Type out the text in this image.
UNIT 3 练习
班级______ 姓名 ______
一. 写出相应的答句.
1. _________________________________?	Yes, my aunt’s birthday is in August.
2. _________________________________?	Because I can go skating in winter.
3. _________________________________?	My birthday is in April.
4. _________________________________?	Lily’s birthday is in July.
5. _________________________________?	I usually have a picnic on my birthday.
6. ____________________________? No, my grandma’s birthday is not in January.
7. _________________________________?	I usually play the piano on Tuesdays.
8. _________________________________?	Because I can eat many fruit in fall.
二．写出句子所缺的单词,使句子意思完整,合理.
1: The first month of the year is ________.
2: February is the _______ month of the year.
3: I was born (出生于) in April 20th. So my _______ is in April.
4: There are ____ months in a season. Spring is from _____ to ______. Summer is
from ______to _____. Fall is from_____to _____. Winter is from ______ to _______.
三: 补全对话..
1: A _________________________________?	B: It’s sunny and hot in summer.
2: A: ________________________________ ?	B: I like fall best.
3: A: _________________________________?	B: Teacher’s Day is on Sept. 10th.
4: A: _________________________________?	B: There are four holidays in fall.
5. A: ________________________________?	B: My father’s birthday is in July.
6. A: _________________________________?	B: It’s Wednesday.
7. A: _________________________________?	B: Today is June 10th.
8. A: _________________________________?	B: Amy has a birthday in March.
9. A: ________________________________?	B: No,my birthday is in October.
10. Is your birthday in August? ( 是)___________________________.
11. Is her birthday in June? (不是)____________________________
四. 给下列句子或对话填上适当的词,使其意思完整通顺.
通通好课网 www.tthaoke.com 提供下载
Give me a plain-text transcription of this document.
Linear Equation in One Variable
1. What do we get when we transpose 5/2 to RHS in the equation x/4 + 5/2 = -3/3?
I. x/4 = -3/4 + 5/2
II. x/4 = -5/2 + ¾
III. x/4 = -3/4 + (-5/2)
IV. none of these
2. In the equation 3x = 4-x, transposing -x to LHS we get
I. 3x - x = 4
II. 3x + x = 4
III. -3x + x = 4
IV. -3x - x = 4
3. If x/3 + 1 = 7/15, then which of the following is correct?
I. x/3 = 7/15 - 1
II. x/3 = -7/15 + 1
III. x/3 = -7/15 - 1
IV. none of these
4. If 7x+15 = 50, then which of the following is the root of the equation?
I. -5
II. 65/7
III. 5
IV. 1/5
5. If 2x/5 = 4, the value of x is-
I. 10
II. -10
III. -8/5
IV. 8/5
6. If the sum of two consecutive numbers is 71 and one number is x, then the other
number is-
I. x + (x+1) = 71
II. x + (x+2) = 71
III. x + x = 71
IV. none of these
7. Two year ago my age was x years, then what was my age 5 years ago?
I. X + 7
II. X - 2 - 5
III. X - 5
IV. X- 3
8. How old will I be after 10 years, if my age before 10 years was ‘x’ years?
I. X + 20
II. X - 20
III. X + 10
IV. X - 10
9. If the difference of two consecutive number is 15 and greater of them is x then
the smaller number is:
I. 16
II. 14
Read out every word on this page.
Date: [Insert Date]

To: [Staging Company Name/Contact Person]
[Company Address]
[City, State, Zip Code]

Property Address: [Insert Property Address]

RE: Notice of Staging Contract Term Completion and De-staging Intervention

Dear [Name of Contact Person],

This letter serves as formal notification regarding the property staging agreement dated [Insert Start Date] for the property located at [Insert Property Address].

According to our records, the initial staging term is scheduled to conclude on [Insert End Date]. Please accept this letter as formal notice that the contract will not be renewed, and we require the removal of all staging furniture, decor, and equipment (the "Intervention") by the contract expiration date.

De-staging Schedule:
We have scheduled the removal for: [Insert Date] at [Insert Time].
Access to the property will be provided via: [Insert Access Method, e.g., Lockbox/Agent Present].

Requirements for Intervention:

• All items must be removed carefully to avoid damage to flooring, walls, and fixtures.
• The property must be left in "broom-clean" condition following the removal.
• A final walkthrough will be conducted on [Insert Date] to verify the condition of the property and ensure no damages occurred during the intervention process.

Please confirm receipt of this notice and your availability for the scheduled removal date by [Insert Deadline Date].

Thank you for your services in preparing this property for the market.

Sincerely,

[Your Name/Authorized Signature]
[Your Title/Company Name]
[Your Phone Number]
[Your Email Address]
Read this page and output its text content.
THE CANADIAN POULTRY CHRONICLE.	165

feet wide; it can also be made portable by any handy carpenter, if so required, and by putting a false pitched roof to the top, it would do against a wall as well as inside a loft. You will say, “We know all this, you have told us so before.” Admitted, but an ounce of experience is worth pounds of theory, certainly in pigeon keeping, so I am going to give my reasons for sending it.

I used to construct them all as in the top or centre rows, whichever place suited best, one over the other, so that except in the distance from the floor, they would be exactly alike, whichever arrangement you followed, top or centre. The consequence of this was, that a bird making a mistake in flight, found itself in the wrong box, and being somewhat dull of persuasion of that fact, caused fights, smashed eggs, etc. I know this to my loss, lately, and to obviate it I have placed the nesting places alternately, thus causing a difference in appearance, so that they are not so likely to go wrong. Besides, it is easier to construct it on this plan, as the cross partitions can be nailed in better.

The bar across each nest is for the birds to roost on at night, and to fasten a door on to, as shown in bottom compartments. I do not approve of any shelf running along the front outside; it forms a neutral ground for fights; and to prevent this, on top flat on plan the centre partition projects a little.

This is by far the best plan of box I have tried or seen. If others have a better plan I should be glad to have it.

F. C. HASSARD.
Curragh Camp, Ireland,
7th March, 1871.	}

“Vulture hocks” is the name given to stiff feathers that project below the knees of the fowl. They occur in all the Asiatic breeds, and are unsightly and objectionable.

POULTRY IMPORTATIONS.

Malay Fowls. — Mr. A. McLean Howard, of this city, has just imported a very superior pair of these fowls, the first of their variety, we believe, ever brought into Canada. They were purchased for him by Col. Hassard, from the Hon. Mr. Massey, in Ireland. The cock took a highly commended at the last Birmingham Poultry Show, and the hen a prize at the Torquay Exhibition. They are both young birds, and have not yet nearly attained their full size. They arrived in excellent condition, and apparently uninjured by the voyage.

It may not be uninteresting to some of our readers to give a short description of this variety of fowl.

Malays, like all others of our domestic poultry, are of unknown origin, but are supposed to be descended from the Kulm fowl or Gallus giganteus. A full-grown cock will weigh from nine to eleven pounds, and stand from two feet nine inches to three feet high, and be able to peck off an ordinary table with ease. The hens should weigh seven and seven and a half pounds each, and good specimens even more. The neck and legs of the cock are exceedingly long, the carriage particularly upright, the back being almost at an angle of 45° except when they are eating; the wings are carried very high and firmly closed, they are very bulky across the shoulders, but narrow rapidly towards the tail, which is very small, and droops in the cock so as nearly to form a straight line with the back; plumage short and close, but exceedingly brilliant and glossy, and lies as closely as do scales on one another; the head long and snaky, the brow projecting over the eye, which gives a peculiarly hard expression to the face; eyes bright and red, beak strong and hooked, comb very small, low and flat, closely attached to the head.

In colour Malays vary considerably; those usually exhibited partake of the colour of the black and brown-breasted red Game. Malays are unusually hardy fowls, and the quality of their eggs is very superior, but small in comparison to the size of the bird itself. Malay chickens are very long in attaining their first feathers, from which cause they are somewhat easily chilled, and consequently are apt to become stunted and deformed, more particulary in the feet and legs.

* **DIRECTIVE**: In the records above, how many lines contain the word "July"? Give the number alone.

* **TASK OUTPUT**: 2